◆ **What this task involves**
Retype the complete listing exactly as it appears.

◆ **Data section**

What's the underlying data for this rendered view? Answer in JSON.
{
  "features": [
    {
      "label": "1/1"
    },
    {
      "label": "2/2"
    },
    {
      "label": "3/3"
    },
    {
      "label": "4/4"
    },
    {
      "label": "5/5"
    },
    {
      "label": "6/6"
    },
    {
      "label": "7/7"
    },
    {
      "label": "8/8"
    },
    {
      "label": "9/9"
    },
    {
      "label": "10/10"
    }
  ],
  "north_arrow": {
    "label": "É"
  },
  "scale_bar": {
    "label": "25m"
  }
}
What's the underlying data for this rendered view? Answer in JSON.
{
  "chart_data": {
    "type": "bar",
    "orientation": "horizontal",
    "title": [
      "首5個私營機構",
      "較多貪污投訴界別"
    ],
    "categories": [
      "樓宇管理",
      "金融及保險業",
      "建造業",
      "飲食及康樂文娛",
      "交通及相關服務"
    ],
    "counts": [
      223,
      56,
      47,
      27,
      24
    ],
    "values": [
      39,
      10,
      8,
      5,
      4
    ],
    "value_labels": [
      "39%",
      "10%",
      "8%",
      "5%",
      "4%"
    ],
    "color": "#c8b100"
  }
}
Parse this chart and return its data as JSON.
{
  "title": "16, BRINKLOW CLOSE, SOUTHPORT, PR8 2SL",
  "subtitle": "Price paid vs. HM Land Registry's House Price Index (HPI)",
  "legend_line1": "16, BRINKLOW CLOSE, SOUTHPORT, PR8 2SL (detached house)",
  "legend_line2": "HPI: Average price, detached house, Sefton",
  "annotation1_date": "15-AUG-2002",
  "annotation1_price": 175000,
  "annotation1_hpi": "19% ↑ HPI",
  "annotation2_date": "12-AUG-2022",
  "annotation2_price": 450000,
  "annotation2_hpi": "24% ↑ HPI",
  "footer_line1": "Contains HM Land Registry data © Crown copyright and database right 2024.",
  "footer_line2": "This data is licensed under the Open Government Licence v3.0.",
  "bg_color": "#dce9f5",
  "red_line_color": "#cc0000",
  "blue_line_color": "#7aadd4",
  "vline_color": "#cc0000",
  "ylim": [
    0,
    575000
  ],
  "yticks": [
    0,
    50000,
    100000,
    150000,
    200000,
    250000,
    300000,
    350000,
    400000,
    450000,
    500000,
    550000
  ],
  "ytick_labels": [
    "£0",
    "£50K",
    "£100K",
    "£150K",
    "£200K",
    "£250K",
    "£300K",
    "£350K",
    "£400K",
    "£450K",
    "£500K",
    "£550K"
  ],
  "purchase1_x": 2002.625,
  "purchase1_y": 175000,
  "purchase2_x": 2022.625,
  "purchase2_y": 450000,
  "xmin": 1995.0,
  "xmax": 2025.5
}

◆ **Written reply**
What's the underlying data for this rendered view? Answer in JSON.
{
  "features": [
    {
      "label": "1/1"
    },
    {
      "label": "2/2"
    },
    {
      "label": "3/3"
    },
    {
      "label": "4/4"
    },
    {
      "label": "5/5"
    },
    {
      "label": "6/6"
    },
    {
      "label": "7/7"
    },
    {
      "label": "8/8"
    },
    {
      "label": "9/9"
    },
    {
      "label": "10/10"
    }
  ],
  "north_arrow": {
    "label": "É"
  },
  "scale_bar": {
    "label": "25m"
  }
}
What's the underlying data for this rendered view? Answer in JSON.
{
  "chart_data": {
    "type": "bar",
    "orientation": "horizontal",
    "title": [
      "首5個私營機構",
      "較多貪污投訴界別"
    ],
    "categories": [
      "樓宇管理",
      "金融及保險業",
      "建造業",
      "飲食及康樂文娛",
      "交通及相關服務"
    ],
    "counts": [
      223,
      56,
      47,
      27,
      24
    ],
    "values": [
      39,
      10,
      8,
      5,
      4
    ],
    "value_labels": [
      "39%",
      "10%",
      "8%",
      "5%",
      "4%"
    ],
    "color": "#c8b100"
  }
}
Parse this chart and return its data as JSON.
{
  "title": "16, BRINKLOW CLOSE, SOUTHPORT, PR8 2SL",
  "subtitle": "Price paid vs. HM Land Registry's House Price Index (HPI)",
  "legend_line1": "16, BRINKLOW CLOSE, SOUTHPORT, PR8 2SL (detached house)",
  "legend_line2": "HPI: Average price, detached house, Sefton",
  "annotation1_date": "15-AUG-2002",
  "annotation1_price": 175000,
  "annotation1_hpi": "19% ↑ HPI",
  "annotation2_date": "12-AUG-2022",
  "annotation2_price": 450000,
  "annotation2_hpi": "24% ↑ HPI",
  "footer_line1": "Contains HM Land Registry data © Crown copyright and database right 2024.",
  "footer_line2": "This data is licensed under the Open Government Licence v3.0.",
  "bg_color": "#dce9f5",
  "red_line_color": "#cc0000",
  "blue_line_color": "#7aadd4",
  "vline_color": "#cc0000",
  "ylim": [
    0,
    575000
  ],
  "yticks": [
    0,
    50000,
    100000,
    150000,
    200000,
    250000,
    300000,
    350000,
    400000,
    450000,
    500000,
    550000
  ],
  "ytick_labels": [
    "£0",
    "£50K",
    "£100K",
    "£150K",
    "£200K",
    "£250K",
    "£300K",
    "£350K",
    "£400K",
    "£450K",
    "£500K",
    "£550K"
  ],
  "purchase1_x": 2002.625,
  "purchase1_y": 175000,
  "purchase2_x": 2022.625,
  "purchase2_y": 450000,
  "xmin": 1995.0,
  "xmax": 2025.5
}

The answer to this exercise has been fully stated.